Find all lines in the records that include the word "جهاد", and copy them out.

_Records for the exercise_
□ □ □ □

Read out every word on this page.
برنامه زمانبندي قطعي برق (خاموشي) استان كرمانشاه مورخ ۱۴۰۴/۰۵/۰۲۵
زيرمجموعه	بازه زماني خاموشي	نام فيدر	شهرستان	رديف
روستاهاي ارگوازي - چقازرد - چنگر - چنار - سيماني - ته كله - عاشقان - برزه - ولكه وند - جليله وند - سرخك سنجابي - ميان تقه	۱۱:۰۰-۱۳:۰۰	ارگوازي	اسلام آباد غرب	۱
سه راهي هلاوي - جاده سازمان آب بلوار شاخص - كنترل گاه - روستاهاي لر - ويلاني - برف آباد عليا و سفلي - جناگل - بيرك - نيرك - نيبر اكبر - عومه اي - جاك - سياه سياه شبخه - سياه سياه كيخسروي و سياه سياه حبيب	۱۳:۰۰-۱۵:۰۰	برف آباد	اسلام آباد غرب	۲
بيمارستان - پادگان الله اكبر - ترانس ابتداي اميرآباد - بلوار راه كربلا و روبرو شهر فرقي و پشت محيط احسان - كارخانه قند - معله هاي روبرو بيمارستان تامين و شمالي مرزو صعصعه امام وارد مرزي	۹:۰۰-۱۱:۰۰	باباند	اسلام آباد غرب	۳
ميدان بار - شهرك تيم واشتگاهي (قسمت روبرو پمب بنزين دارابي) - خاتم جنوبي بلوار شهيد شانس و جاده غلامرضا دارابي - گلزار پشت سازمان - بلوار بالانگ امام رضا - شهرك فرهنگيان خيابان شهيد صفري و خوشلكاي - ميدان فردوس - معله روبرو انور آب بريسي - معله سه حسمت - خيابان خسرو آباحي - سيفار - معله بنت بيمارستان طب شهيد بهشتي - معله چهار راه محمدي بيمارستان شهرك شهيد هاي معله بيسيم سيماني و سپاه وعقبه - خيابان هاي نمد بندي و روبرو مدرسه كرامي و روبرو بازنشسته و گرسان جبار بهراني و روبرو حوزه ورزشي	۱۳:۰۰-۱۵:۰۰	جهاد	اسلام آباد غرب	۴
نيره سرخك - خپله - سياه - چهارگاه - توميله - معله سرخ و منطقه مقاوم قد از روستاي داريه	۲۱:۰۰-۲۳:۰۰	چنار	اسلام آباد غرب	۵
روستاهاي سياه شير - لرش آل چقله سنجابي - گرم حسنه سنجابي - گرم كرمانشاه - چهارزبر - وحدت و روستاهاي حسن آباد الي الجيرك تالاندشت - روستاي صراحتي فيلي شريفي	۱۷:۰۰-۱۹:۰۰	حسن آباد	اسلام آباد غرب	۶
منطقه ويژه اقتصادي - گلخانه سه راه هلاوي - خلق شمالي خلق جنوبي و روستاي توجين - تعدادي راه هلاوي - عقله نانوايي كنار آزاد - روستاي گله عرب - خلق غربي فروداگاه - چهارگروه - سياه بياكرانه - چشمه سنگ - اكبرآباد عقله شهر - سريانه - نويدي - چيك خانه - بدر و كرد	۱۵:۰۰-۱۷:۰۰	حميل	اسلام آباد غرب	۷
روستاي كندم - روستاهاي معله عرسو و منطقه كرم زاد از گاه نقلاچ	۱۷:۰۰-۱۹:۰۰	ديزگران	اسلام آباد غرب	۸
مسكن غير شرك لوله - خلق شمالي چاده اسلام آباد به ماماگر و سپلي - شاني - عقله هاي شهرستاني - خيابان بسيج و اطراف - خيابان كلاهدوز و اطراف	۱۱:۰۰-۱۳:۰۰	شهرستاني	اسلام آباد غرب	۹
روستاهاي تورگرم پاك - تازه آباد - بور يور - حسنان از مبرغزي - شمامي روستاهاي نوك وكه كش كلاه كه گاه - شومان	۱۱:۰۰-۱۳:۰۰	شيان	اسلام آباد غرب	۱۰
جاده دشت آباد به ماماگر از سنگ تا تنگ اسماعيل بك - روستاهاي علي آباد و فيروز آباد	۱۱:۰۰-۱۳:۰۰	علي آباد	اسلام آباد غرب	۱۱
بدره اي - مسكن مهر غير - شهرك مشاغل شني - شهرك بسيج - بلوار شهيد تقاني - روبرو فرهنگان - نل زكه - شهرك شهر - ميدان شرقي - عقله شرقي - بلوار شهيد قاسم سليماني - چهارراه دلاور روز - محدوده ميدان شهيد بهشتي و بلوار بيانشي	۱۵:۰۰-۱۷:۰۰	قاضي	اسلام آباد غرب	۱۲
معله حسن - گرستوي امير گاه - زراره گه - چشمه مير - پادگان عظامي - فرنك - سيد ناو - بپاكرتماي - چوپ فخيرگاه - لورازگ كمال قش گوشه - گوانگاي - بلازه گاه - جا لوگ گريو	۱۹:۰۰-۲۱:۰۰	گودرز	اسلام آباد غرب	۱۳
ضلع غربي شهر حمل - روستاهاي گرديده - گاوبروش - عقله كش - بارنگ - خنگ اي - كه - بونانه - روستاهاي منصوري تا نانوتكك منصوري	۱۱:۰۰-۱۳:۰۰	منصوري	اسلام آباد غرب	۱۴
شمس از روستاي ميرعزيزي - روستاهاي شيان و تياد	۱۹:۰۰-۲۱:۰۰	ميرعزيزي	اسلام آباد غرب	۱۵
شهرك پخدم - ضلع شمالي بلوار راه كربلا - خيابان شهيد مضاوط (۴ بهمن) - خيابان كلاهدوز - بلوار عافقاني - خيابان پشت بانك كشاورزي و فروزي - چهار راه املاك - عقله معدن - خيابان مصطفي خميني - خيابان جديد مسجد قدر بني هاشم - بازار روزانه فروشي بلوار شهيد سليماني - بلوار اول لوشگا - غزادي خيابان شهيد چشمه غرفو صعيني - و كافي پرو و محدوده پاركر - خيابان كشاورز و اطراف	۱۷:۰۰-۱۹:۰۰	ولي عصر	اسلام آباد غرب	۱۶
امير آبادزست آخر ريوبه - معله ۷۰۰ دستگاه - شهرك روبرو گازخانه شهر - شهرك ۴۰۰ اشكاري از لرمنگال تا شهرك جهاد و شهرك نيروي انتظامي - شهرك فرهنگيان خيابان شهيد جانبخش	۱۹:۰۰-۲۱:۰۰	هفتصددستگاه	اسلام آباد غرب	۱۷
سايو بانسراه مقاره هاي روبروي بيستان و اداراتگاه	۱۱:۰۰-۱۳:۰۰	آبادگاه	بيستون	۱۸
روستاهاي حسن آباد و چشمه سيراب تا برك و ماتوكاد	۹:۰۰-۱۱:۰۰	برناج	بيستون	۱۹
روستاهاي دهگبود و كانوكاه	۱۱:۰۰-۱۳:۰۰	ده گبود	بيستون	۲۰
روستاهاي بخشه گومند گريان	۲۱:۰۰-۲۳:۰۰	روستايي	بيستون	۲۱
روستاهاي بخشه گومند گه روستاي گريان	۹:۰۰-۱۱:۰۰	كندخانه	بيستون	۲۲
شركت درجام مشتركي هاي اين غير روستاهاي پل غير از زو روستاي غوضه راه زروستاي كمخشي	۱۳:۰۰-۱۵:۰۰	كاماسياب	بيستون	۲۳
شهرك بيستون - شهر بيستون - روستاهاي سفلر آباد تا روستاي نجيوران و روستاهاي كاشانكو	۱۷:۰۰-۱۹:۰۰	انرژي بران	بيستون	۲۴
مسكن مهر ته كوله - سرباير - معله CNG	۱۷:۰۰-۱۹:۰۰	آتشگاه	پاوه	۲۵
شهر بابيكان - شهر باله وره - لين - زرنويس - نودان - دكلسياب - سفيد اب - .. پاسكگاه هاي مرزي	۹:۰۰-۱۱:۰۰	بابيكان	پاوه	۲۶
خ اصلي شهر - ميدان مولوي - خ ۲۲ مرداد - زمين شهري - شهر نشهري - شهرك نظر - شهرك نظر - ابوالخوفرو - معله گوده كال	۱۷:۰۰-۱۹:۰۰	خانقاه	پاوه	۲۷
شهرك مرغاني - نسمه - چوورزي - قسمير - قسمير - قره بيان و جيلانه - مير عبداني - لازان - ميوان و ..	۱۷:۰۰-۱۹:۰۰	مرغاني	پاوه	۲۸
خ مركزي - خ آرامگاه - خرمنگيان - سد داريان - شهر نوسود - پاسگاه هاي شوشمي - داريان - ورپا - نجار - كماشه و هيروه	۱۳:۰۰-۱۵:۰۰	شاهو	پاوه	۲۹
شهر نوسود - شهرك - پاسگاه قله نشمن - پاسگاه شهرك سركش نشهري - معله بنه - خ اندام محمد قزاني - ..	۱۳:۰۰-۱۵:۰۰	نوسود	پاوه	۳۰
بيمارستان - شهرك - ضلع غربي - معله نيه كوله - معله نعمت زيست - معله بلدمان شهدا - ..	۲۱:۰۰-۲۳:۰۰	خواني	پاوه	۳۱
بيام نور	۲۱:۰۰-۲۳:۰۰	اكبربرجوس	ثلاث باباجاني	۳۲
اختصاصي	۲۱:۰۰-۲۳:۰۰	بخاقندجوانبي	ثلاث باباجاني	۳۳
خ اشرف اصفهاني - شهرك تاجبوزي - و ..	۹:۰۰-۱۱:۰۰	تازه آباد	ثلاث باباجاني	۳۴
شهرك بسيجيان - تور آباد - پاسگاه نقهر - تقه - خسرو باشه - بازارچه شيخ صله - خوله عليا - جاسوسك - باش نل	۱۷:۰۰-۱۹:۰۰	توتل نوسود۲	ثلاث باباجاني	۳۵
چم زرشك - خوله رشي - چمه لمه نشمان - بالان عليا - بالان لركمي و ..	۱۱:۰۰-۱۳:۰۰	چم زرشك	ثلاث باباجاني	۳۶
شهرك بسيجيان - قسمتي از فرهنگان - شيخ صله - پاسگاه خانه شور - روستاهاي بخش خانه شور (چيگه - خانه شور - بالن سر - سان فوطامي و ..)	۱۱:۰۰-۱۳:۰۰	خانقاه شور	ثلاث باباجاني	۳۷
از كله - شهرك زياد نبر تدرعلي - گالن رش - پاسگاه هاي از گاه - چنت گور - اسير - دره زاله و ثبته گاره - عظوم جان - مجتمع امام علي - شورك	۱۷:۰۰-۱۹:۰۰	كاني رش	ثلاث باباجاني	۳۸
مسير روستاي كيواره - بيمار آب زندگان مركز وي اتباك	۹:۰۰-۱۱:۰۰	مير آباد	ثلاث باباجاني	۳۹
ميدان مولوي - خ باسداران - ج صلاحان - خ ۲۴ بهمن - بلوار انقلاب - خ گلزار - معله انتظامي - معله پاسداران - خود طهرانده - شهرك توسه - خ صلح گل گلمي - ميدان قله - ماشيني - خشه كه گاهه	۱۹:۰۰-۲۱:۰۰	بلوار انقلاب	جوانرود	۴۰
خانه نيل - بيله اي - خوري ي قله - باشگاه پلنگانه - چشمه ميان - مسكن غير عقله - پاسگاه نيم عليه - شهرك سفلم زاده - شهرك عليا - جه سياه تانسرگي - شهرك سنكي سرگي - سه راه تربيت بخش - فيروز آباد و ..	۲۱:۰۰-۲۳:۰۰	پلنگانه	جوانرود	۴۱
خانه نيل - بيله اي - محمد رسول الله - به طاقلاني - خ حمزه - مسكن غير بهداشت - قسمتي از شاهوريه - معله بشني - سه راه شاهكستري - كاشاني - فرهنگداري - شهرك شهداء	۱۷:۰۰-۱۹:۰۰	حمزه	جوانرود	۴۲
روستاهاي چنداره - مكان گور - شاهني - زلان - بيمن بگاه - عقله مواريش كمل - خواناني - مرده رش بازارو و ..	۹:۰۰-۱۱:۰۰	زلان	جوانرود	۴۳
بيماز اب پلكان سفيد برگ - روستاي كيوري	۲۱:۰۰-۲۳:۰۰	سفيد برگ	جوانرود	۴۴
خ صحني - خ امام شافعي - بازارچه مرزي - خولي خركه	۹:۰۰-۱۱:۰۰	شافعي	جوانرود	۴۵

□ □ □ □

_Answer in full_
ميدان بار - شهرك تيم واشتگاهي (قسمت روبرو پمب بنزين دارابي) - خاتم جنوبي بلوار شهيد شانس و جاده غلامرضا دارابي - گلزار پشت سازمان - بلوار بالانگ امام رضا - شهرك فرهنگيان خيابان شهيد صفري و خوشلكاي - ميدان فردوس - معله روبرو انور آب بريسي - معله سه حسمت - خيابان خسرو آباحي - سيفار - معله بنت بيمارستان طب شهيد بهشتي - معله چهار راه محمدي بيمارستان شهرك شهيد هاي معله بيسيم سيماني و سپاه وعقبه - خيابان هاي نمد بندي و روبرو مدرسه كرامي و روبرو بازنشسته و گرسان جبار بهراني و روبرو حوزه ورزشي	۱۳:۰۰-۱۵:۰۰	جهاد	اسلام آباد غرب	۴
امير آبادزست آخر ريوبه - معله ۷۰۰ دستگاه - شهرك روبرو گازخانه شهر - شهرك ۴۰۰ اشكاري از لرمنگال تا شهرك جهاد و شهرك نيروي انتظامي - شهرك فرهنگيان خيابان شهيد جانبخش	۱۹:۰۰-۲۱:۰۰	هفتصددستگاه	اسلام آباد غرب	۱۷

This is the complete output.